● **Aim of the task**: Lines that hold the word "folder" should be located and copied.

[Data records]
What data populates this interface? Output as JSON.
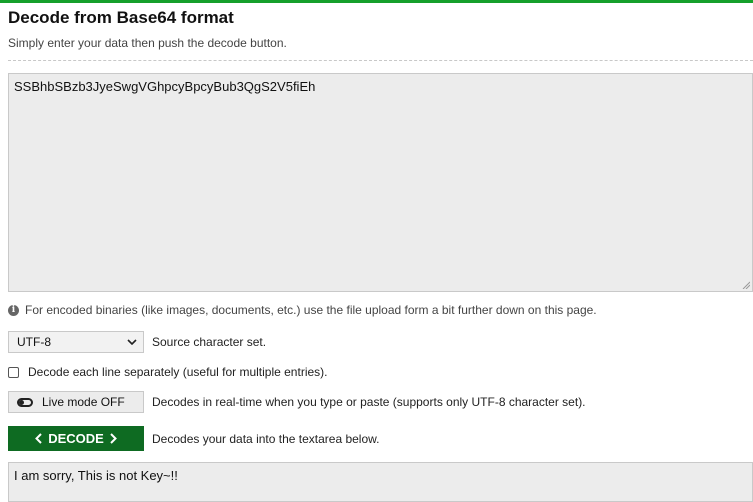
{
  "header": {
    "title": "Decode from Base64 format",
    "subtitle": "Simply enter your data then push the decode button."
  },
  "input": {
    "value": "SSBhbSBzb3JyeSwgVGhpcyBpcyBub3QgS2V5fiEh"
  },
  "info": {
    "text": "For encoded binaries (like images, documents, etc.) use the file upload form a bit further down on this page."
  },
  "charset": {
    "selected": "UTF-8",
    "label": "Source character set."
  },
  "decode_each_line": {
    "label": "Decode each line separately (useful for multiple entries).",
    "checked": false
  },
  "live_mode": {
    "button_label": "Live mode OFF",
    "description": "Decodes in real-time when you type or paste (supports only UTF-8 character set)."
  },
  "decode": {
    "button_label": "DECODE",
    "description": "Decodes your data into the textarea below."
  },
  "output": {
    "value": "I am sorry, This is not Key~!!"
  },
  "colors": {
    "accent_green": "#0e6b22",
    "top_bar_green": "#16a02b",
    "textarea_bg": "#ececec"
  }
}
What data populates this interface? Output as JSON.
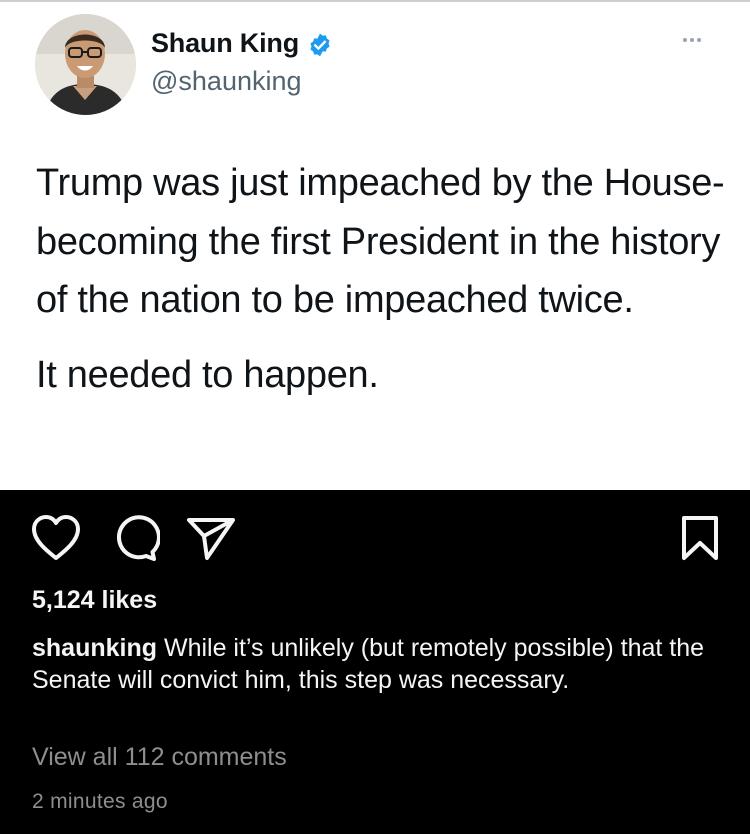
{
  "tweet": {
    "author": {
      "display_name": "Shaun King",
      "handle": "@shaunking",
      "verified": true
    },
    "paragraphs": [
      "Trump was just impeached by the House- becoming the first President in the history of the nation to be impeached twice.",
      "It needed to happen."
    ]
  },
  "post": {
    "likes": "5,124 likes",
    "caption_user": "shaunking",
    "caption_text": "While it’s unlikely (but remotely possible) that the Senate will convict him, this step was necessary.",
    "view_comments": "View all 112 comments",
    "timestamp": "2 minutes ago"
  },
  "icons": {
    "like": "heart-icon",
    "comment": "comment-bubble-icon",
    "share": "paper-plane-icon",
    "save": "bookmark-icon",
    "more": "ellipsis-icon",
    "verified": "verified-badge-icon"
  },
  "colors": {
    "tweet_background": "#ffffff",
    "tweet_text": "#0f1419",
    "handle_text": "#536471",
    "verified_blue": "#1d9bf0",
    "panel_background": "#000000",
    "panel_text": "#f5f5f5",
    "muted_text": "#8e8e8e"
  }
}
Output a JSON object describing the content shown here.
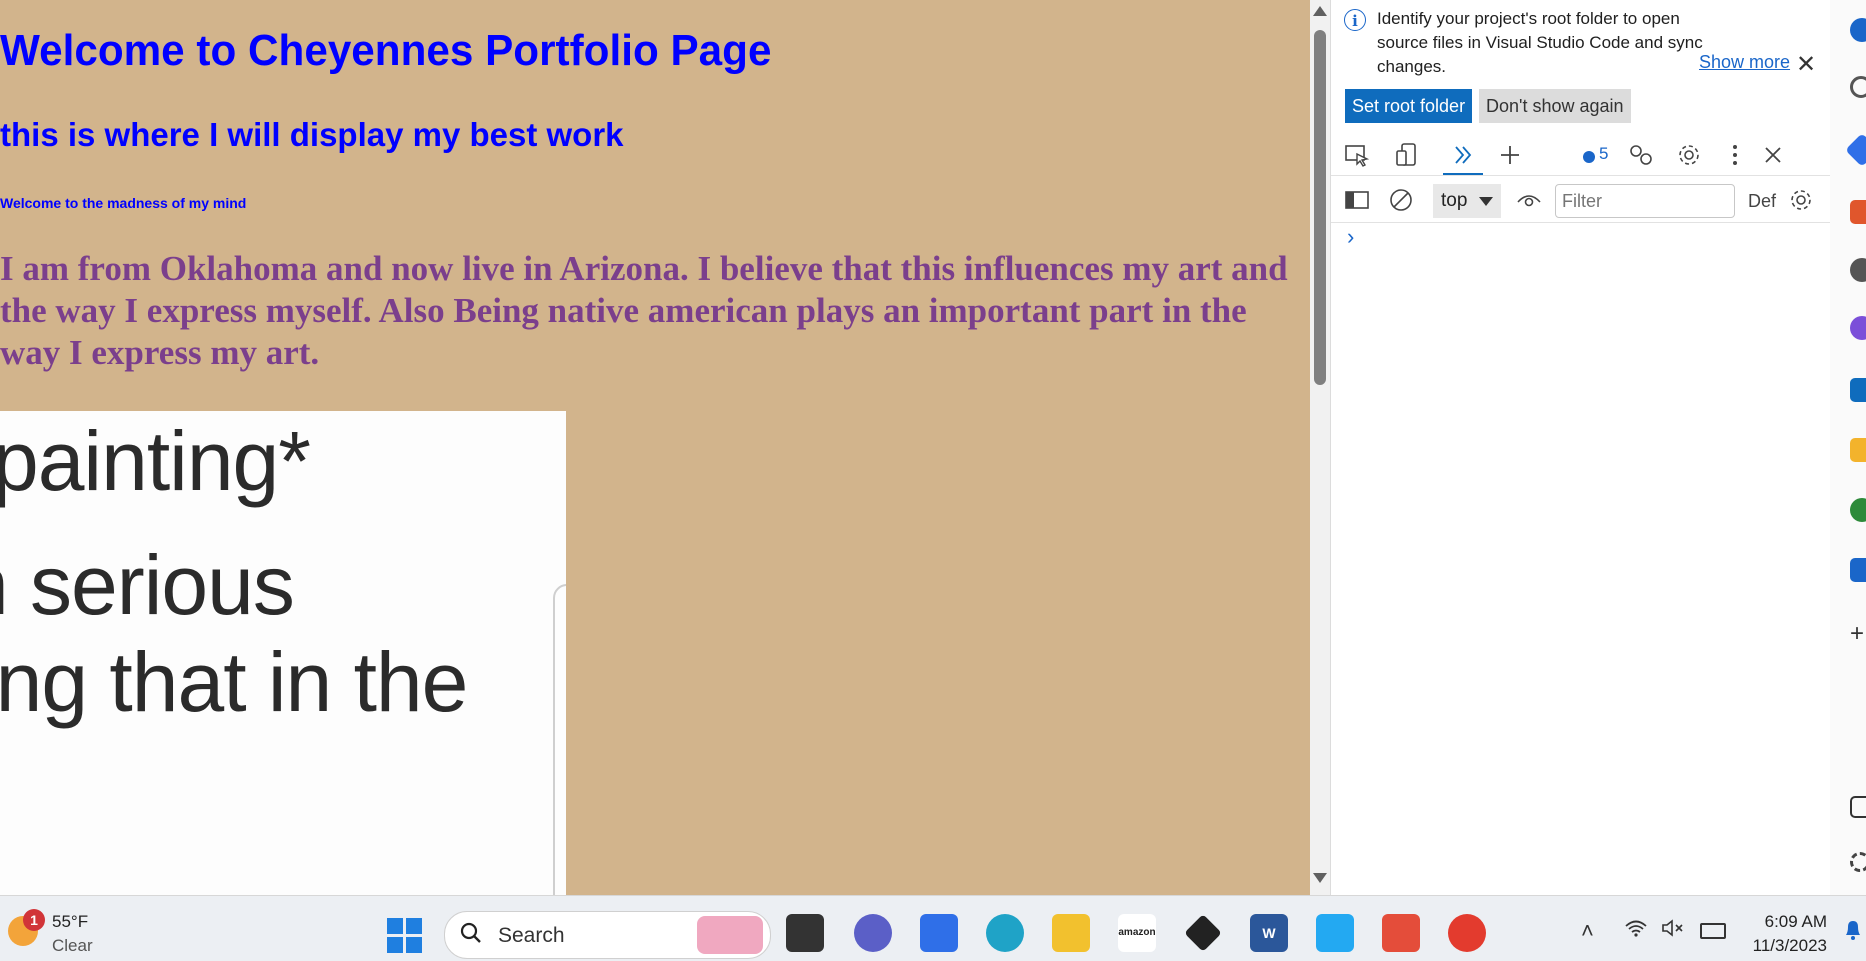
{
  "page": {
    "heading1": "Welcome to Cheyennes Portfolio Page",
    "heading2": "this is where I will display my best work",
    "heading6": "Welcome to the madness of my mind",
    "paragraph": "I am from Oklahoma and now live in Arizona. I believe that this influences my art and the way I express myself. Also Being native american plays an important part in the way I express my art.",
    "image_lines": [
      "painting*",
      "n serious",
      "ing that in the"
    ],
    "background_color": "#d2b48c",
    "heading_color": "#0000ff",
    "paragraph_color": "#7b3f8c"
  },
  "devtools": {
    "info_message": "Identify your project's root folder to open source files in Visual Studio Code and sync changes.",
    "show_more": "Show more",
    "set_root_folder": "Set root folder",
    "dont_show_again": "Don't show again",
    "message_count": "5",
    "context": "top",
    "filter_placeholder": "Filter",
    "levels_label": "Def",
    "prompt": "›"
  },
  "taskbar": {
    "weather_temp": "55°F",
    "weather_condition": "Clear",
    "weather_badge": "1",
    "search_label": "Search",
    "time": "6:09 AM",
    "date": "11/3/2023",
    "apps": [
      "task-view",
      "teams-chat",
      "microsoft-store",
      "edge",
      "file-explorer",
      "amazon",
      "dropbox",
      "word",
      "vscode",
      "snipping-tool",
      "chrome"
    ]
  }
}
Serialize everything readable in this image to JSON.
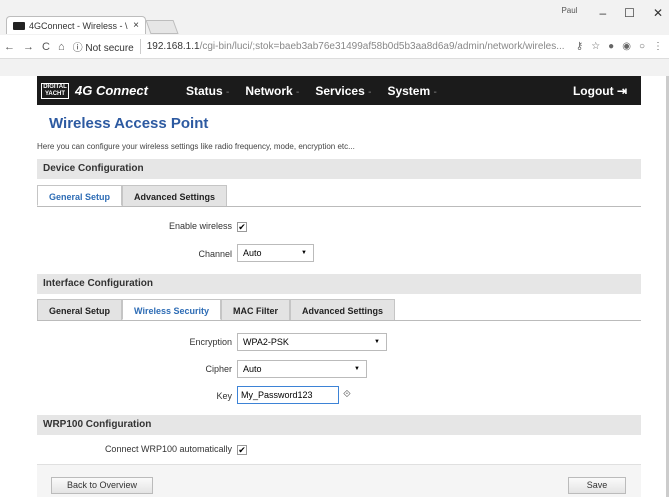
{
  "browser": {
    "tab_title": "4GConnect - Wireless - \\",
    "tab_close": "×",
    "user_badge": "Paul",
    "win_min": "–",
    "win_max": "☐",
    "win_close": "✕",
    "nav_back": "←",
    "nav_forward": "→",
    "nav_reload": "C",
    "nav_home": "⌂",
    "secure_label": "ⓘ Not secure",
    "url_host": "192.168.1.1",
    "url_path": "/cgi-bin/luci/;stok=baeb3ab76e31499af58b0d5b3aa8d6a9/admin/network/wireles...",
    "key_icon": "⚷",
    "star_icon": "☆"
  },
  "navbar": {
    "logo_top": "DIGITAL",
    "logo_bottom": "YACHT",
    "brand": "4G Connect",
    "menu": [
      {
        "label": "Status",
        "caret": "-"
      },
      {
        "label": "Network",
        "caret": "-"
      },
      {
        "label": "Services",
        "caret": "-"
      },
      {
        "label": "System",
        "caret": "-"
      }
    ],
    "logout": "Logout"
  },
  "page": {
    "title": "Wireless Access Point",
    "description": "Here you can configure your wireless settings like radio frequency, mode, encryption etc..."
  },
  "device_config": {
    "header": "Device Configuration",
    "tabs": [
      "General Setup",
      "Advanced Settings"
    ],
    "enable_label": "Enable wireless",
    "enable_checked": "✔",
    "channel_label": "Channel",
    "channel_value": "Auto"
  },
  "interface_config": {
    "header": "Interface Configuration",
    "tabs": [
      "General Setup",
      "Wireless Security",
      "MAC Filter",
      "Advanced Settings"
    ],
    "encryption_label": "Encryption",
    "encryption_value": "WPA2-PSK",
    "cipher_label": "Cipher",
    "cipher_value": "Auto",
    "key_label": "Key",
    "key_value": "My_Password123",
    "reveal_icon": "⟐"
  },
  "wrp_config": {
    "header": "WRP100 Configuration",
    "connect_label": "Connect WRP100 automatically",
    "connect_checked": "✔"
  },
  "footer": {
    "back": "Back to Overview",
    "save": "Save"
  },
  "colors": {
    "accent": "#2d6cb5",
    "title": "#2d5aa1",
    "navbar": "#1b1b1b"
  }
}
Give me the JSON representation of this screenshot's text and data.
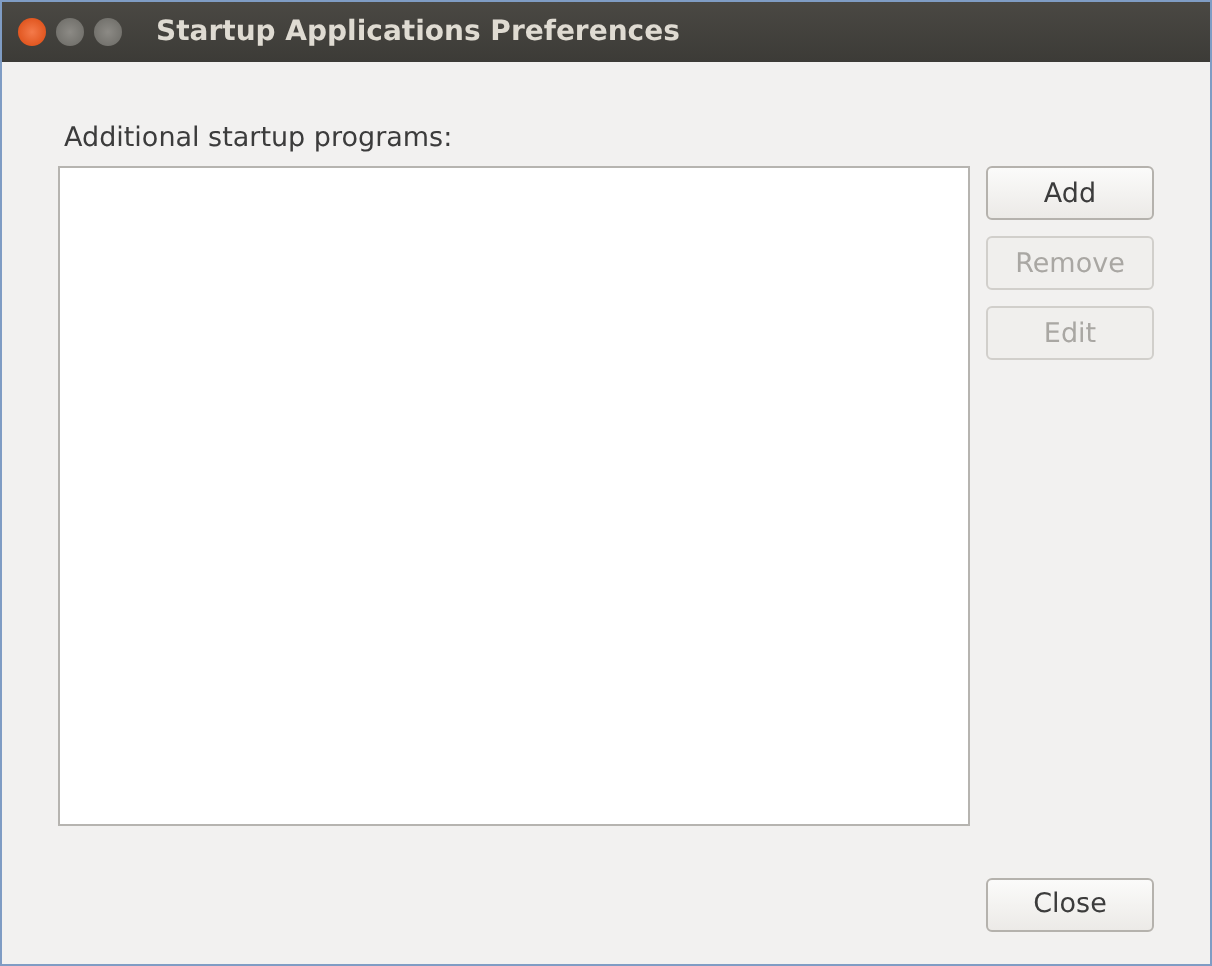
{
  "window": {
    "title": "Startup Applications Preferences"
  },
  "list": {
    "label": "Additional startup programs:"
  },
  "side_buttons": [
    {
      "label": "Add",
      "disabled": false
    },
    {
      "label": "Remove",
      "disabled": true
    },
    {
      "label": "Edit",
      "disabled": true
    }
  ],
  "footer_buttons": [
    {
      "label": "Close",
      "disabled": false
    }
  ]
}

● **Written answer**:
    "info_message": "Identify your project's root folder to open source files in Visual Studio Code and sync changes.",
    "set_root_folder": "Set root folder",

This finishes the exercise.